### OBJECTIVE
Every record below should be printed exactly as it appears.

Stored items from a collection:
(begin)

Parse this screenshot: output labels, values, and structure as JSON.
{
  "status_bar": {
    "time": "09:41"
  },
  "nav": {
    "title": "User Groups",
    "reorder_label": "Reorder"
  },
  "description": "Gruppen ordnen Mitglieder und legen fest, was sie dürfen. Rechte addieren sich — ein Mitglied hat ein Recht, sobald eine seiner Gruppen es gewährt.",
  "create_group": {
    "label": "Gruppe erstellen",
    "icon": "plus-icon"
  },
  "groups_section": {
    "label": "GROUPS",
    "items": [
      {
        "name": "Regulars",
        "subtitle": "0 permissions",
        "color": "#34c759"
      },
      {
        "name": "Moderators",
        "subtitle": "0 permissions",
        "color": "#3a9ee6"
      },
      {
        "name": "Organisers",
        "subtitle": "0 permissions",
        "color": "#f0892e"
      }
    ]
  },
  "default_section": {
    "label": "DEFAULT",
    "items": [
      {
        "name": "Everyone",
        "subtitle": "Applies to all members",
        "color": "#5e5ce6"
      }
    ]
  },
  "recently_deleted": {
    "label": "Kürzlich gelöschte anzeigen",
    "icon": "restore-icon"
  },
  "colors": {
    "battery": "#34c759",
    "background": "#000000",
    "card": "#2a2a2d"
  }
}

(end)

### RESPONSE BELOW
Parse this screenshot: output labels, values, and structure as JSON.
{
  "status_bar": {
    "time": "09:41"
  },
  "nav": {
    "title": "User Groups",
    "reorder_label": "Reorder"
  },
  "description": "Gruppen ordnen Mitglieder und legen fest, was sie dürfen. Rechte addieren sich — ein Mitglied hat ein Recht, sobald eine seiner Gruppen es gewährt.",
  "create_group": {
    "label": "Gruppe erstellen",
    "icon": "plus-icon"
  },
  "groups_section": {
    "label": "GROUPS",
    "items": [
      {
        "name": "Regulars",
        "subtitle": "0 permissions",
        "color": "#34c759"
      },
      {
        "name": "Moderators",
        "subtitle": "0 permissions",
        "color": "#3a9ee6"
      },
      {
        "name": "Organisers",
        "subtitle": "0 permissions",
        "color": "#f0892e"
      }
    ]
  },
  "default_section": {
    "label": "DEFAULT",
    "items": [
      {
        "name": "Everyone",
        "subtitle": "Applies to all members",
        "color": "#5e5ce6"
      }
    ]
  },
  "recently_deleted": {
    "label": "Kürzlich gelöschte anzeigen",
    "icon": "restore-icon"
  },
  "colors": {
    "battery": "#34c759",
    "background": "#000000",
    "card": "#2a2a2d"
  }
}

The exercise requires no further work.